### What is asked
Identify each line holding the string "凤天大道" and copy it.

### Data shown

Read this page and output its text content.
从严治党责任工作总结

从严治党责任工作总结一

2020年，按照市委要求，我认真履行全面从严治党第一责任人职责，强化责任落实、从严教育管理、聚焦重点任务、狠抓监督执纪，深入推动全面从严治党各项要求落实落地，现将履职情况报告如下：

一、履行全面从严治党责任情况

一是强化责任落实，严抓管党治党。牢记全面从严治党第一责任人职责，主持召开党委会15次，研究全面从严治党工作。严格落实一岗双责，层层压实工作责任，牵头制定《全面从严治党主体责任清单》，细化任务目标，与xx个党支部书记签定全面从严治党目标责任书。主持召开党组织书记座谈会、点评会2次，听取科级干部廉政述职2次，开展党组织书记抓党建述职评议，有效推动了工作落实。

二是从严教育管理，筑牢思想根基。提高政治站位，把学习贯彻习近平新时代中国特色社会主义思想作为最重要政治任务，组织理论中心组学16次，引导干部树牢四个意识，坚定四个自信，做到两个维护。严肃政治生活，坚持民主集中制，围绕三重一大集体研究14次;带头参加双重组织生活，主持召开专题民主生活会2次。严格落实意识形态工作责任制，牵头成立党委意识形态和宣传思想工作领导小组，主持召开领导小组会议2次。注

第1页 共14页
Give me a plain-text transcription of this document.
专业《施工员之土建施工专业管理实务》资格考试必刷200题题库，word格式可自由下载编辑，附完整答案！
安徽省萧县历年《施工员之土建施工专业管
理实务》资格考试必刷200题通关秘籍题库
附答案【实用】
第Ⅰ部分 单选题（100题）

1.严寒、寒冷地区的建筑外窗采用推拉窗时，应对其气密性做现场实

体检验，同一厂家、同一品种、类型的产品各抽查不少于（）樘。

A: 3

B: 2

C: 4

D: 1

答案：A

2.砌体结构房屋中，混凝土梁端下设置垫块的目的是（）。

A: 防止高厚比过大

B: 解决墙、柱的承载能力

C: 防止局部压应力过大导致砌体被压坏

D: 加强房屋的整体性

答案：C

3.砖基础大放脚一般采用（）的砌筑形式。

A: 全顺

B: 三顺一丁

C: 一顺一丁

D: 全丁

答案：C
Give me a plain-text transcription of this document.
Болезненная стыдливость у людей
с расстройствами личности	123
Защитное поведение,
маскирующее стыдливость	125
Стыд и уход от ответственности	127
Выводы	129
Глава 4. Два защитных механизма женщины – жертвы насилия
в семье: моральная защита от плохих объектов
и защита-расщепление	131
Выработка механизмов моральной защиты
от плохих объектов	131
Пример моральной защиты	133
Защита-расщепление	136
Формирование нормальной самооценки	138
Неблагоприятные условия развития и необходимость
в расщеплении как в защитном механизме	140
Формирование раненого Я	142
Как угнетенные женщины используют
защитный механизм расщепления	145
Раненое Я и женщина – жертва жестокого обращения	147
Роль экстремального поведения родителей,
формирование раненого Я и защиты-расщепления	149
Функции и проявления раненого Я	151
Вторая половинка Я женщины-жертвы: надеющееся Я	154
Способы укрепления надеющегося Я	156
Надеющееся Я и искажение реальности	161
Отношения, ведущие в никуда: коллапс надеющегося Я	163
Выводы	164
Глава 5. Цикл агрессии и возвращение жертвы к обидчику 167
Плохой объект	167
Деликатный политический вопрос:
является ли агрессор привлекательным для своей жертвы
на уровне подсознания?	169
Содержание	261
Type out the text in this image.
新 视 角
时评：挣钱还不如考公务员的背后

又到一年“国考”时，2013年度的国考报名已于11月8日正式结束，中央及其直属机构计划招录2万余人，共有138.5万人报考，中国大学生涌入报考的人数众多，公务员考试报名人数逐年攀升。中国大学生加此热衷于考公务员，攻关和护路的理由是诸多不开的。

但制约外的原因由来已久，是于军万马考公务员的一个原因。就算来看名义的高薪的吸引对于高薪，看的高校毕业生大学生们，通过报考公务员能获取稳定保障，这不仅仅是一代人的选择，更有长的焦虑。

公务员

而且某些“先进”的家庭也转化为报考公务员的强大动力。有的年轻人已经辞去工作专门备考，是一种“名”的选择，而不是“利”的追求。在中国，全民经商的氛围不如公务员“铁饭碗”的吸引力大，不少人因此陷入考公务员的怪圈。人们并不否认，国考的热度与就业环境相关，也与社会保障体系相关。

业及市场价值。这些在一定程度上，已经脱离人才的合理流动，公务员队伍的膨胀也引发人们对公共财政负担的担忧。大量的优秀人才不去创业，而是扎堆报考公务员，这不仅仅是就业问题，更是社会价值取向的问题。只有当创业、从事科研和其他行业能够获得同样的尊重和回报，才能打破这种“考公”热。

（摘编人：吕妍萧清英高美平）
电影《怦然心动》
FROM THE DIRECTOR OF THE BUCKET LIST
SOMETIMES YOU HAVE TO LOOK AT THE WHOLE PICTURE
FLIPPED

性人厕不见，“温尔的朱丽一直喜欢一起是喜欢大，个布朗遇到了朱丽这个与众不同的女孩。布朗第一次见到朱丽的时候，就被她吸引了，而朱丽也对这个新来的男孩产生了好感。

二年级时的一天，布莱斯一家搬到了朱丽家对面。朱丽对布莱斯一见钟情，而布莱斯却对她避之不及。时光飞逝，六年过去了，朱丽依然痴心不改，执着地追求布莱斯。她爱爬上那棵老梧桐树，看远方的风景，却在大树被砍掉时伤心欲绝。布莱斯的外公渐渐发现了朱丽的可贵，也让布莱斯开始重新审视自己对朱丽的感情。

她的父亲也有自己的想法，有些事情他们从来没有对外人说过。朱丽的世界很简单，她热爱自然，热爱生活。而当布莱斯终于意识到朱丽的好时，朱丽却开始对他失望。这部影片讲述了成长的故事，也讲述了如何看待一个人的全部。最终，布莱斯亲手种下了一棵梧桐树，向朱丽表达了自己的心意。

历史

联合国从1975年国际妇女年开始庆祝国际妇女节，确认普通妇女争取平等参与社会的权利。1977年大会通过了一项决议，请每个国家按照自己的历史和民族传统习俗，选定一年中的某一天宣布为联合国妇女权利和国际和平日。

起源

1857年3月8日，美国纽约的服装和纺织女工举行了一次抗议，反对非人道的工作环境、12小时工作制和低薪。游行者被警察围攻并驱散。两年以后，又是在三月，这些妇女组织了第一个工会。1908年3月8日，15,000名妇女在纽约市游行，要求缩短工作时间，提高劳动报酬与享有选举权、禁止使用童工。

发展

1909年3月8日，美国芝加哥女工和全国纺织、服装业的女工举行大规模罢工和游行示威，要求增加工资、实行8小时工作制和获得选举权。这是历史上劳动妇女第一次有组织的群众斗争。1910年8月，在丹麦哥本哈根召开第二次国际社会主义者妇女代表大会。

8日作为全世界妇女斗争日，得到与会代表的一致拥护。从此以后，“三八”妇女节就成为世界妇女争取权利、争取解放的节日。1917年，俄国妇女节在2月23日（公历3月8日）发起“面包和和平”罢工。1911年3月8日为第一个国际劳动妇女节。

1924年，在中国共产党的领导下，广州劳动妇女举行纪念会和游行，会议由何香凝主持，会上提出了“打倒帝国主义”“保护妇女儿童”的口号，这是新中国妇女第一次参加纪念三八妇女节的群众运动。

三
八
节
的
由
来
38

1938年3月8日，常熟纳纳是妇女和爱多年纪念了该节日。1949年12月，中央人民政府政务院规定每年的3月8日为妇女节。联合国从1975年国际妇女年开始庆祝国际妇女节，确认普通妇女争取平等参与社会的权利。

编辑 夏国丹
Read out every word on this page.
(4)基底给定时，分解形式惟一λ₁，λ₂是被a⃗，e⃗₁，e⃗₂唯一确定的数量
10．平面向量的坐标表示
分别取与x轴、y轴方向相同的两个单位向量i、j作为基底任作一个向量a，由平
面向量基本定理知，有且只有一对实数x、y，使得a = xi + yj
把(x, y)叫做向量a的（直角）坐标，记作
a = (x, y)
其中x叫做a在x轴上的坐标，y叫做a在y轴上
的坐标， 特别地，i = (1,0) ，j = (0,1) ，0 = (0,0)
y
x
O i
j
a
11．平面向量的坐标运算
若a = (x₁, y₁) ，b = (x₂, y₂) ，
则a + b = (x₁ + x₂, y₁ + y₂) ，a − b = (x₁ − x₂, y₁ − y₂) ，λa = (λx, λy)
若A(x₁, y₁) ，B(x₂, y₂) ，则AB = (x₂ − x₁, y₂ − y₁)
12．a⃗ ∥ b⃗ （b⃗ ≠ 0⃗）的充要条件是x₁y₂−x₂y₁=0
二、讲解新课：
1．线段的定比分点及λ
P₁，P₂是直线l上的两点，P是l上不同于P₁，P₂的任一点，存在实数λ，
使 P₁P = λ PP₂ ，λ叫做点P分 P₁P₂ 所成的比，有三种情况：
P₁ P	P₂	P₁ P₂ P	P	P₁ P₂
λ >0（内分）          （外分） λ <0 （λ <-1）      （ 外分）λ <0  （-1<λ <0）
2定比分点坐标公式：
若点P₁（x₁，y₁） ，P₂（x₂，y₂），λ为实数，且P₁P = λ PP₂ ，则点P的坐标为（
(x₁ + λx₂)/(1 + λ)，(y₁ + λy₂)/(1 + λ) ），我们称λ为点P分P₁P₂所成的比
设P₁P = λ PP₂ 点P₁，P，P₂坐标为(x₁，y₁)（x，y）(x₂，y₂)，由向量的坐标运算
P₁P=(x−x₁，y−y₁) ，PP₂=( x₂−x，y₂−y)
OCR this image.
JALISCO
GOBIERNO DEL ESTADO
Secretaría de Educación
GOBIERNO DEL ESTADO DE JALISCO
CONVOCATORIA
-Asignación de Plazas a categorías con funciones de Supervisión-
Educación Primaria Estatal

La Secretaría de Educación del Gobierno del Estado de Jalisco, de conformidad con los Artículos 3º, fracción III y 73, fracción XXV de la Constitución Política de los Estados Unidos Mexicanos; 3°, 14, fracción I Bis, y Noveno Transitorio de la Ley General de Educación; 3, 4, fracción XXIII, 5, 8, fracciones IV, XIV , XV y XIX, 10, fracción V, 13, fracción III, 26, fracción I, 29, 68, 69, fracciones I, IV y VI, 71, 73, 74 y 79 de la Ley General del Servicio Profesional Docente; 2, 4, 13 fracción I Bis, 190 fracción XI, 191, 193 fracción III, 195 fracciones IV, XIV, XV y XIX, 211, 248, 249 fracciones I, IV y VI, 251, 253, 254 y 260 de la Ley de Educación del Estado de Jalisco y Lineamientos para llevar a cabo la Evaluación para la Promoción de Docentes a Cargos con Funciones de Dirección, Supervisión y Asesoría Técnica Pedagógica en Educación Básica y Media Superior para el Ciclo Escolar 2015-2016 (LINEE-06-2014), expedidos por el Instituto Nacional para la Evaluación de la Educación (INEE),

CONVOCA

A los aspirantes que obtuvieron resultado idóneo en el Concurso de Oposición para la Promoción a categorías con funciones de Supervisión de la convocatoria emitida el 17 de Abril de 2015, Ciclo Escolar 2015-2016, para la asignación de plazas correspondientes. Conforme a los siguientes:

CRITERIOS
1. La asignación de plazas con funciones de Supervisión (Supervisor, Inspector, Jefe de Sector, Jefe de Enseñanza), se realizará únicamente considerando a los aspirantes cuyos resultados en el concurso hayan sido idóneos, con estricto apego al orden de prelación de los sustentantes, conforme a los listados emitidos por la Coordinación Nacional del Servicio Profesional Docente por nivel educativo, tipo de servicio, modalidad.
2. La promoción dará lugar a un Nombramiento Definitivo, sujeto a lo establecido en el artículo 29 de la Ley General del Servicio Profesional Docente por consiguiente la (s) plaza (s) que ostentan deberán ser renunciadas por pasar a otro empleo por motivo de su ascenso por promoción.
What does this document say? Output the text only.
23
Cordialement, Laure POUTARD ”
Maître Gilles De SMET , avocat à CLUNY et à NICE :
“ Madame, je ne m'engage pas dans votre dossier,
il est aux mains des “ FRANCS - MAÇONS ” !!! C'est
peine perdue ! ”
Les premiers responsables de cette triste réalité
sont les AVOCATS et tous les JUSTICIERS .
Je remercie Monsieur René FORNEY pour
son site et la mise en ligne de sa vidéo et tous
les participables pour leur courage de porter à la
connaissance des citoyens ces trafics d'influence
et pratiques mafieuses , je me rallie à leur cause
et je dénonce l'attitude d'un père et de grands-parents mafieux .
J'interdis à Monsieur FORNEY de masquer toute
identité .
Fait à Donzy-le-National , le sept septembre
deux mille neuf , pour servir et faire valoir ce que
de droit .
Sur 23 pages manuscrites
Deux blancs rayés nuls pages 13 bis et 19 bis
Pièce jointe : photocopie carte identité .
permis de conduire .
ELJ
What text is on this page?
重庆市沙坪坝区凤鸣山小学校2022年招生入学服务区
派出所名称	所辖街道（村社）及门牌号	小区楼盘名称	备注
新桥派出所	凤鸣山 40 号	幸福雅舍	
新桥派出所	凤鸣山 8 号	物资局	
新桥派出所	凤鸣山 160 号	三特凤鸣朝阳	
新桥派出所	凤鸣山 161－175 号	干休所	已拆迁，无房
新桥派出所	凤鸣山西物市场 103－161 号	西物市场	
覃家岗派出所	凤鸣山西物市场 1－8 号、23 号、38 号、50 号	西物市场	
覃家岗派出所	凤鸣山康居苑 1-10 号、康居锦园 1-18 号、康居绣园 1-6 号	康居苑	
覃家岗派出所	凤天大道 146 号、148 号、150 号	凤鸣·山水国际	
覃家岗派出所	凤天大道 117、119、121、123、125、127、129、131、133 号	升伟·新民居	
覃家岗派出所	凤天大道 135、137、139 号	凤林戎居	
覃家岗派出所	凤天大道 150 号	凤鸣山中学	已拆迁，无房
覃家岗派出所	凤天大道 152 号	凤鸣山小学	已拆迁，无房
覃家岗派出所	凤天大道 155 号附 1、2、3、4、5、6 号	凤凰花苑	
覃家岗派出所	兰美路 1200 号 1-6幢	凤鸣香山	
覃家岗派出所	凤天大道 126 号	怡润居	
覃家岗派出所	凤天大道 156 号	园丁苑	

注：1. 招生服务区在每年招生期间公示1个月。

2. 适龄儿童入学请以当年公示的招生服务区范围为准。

### Reply
覃家岗派出所	凤天大道 146 号、148 号、150 号	凤鸣·山水国际	
覃家岗派出所	凤天大道 117、119、121、123、125、127、129、131、133 号	升伟·新民居	
覃家岗派出所	凤天大道 135、137、139 号	凤林戎居	
覃家岗派出所	凤天大道 150 号	凤鸣山中学	已拆迁，无房
覃家岗派出所	凤天大道 152 号	凤鸣山小学	已拆迁，无房
覃家岗派出所	凤天大道 155 号附 1、2、3、4、5、6 号	凤凰花苑	
覃家岗派出所	凤天大道 126 号	怡润居	
覃家岗派出所	凤天大道 156 号	园丁苑	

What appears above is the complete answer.